Stated exercise A: Convert the entries, from their first line through the line containing "time-slot[interactable]: 00:12 [406, 462, 434, 476]", inclusive, into a JSON list of strings with one string per line and blank lines omitted.

Text:
»»
R is an upper triangular matrix.
A.minor(i, k)
Usage: A.minor(i, k)
Description:
Minor for row i, column k
(Determinant of the algebraic complement)
Matrix.operators()
Usage: self.operators()
Description:
For documentation only
The following operators are defined in the class Matrix:
Op. | Function | Examples |
---|---|---|
+ | Addition | a + b; a += b |
- | Subtraction | a - b; a -= b |
* | Matrizenmultiplikation if both operands are Matrices, otherwise: Scalar multiplication | a * b; a *= b |
- | Unary minus | -a |
~ | Transposed Matrix | ~A |
| | Concatenation | A | B; A |= B |
[ ] | Index operator | A[i,k] A[i] (Row Vector) |
A.rank()
Usage: A.rank()
Description:
Rank of the matrix A
A.rowRange()
Usage: A.rowRange()
Description:
List of all row indices
A.solve(b)
Usage: A.solve(b)
Description:
Solution of the linear equation system Ax = b
b may be Vektor or column Matrix.
A.str(i,k)
Usage: A.str(i,k)
Description:
string representation of the element [i,k]
A.submatrix(i, k, m, n)
Usage: A.submatrix(i, k, m, n)
Description:
m*n Submatrix (rows i..i+m-1, columns k..k+n-1)
A.transp()
Usage: A.transp()
Description:
returns the transposed Matrix
short form: ~A
A.height()
Usage: A.width()
Description:
Number of columns of the Matrix A
««
Given data:
»»
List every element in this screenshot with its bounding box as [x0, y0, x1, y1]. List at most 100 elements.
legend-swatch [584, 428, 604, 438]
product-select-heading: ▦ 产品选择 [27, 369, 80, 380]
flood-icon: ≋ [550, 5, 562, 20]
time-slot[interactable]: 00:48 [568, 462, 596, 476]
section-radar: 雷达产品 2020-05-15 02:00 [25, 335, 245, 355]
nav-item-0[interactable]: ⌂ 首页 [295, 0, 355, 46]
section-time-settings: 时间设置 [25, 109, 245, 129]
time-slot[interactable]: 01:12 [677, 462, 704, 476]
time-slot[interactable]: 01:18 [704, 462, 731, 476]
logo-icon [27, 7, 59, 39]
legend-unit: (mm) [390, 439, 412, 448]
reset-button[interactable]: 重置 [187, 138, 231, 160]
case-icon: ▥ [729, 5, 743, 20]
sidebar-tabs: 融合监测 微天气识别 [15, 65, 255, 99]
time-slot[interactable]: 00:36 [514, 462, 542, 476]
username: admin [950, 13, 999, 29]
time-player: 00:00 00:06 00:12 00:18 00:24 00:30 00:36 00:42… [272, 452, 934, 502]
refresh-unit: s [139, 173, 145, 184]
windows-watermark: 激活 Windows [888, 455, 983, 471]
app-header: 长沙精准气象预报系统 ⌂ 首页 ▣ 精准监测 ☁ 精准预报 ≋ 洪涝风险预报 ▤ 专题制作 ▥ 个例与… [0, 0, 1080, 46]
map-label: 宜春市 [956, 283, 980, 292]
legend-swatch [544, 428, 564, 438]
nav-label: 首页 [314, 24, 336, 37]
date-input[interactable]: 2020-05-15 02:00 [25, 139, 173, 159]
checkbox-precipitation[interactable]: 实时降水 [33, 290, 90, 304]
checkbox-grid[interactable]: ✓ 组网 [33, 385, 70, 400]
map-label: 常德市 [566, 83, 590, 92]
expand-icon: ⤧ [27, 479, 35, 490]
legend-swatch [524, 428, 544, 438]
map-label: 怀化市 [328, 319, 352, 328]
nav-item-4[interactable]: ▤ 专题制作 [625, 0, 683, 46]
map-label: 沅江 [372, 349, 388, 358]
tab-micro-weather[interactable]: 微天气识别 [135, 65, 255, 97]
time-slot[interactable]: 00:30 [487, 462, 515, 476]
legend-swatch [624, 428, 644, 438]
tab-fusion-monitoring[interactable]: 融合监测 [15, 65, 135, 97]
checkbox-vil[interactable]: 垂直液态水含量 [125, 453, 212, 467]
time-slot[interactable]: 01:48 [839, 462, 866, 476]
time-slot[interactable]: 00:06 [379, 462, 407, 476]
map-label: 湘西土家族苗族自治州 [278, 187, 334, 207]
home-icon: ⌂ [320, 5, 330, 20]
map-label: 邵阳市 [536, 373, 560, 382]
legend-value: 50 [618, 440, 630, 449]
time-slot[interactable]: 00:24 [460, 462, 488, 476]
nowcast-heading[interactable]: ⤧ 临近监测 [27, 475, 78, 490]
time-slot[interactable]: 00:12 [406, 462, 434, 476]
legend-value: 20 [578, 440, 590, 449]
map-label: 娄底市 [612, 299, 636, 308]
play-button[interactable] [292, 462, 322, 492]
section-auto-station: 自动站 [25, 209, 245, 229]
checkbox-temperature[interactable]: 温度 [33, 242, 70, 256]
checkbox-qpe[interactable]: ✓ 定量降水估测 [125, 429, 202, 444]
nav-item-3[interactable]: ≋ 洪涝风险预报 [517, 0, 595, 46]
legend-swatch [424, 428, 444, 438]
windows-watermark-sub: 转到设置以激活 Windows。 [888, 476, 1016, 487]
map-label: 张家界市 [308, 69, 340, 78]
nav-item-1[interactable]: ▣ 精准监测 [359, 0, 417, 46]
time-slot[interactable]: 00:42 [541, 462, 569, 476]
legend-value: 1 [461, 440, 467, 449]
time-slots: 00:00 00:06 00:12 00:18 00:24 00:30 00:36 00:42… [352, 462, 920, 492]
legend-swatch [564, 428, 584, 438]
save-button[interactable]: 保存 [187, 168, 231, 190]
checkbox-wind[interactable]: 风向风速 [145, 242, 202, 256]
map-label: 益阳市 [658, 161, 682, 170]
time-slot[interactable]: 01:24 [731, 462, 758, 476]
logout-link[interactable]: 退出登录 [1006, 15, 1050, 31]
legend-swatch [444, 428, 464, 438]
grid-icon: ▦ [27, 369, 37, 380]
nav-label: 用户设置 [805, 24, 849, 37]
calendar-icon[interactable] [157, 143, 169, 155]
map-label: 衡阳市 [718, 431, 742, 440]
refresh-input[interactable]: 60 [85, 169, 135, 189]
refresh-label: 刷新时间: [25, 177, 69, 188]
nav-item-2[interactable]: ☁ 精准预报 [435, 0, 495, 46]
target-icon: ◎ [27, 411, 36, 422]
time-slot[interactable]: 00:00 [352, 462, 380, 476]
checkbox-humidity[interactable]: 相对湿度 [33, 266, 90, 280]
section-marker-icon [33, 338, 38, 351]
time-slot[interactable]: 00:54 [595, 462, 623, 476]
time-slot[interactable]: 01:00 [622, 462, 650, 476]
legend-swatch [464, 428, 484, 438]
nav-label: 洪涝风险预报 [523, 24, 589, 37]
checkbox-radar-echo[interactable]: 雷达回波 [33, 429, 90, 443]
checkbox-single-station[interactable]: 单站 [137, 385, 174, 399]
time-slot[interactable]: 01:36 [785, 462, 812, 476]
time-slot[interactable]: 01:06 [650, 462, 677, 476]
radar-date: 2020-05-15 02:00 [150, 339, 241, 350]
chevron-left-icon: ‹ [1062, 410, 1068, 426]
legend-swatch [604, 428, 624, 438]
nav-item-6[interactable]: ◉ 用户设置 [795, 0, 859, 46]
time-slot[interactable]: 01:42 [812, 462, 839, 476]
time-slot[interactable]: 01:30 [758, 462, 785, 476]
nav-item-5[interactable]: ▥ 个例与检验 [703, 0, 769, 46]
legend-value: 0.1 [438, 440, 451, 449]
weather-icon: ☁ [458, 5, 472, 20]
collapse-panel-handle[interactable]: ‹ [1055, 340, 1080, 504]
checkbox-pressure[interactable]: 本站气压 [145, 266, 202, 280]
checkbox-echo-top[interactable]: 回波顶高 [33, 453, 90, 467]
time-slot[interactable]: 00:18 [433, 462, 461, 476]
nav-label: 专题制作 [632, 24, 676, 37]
««
Stated exercise B: Copy the portion of the matrix documentation between "Usage: A.rank()" and "or column Matrix.", inclusive, word for word.

Expected answer A:
[
  "List every element in this screenshot with its bounding box as [x0, y0, x1, y1]. List at most 100 elements.",
  "legend-swatch [584, 428, 604, 438]",
  "product-select-heading: ▦ 产品选择 [27, 369, 80, 380]",
  "flood-icon: ≋ [550, 5, 562, 20]",
  "time-slot[interactable]: 00:48 [568, 462, 596, 476]",
  "section-radar: 雷达产品 2020-05-15 02:00 [25, 335, 245, 355]",
  "nav-item-0[interactable]: ⌂ 首页 [295, 0, 355, 46]",
  "section-time-settings: 时间设置 [25, 109, 245, 129]",
  "time-slot[interactable]: 01:12 [677, 462, 704, 476]",
  "time-slot[interactable]: 01:18 [704, 462, 731, 476]",
  "logo-icon [27, 7, 59, 39]",
  "legend-unit: (mm) [390, 439, 412, 448]",
  "reset-button[interactable]: 重置 [187, 138, 231, 160]",
  "case-icon: ▥ [729, 5, 743, 20]",
  "sidebar-tabs: 融合监测 微天气识别 [15, 65, 255, 99]",
  "time-slot[interactable]: 00:36 [514, 462, 542, 476]",
  "username: admin [950, 13, 999, 29]",
  "time-player: 00:00 00:06 00:12 00:18 00:24 00:30 00:36 00:42… [272, 452, 934, 502]",
  "refresh-unit: s [139, 173, 145, 184]",
  "windows-watermark: 激活 Windows [888, 455, 983, 471]",
  "app-header: 长沙精准气象预报系统 ⌂ 首页 ▣ 精准监测 ☁ 精准预报 ≋ 洪涝风险预报 ▤ 专题制作 ▥ 个例与… [0, 0, 1080, 46]",
  "map-label: 宜春市 [956, 283, 980, 292]",
  "legend-swatch [544, 428, 564, 438]",
  "nav-label: 首页 [314, 24, 336, 37]",
  "date-input[interactable]: 2020-05-15 02:00 [25, 139, 173, 159]",
  "checkbox-precipitation[interactable]: 实时降水 [33, 290, 90, 304]",
  "checkbox-grid[interactable]: ✓ 组网 [33, 385, 70, 400]",
  "map-label: 常德市 [566, 83, 590, 92]",
  "expand-icon: ⤧ [27, 479, 35, 490]",
  "legend-swatch [524, 428, 544, 438]",
  "map-label: 怀化市 [328, 319, 352, 328]",
  "nav-item-4[interactable]: ▤ 专题制作 [625, 0, 683, 46]",
  "map-label: 沅江 [372, 349, 388, 358]",
  "tab-micro-weather[interactable]: 微天气识别 [135, 65, 255, 97]",
  "time-slot[interactable]: 00:30 [487, 462, 515, 476]",
  "legend-swatch [624, 428, 644, 438]",
  "tab-fusion-monitoring[interactable]: 融合监测 [15, 65, 135, 97]",
  "checkbox-vil[interactable]: 垂直液态水含量 [125, 453, 212, 467]",
  "time-slot[interactable]: 01:48 [839, 462, 866, 476]",
  "time-slot[interactable]: 00:06 [379, 462, 407, 476]",
  "map-label: 湘西土家族苗族自治州 [278, 187, 334, 207]",
  "home-icon: ⌂ [320, 5, 330, 20]",
  "map-label: 邵阳市 [536, 373, 560, 382]",
  "legend-value: 50 [618, 440, 630, 449]",
  "time-slot[interactable]: 00:24 [460, 462, 488, 476]",
  "nowcast-heading[interactable]: ⤧ 临近监测 [27, 475, 78, 490]",
  "time-slot[interactable]: 00:12 [406, 462, 434, 476]"
]

Expected answer B:
Usage: A.rank()
Description:
Rank of the matrix A
A.rowRange()
Usage: A.rowRange()
Description:
List of all row indices
A.solve(b)
Usage: A.solve(b)
Description:
Solution of the linear equation system Ax = b
b may be Vektor or column Matrix.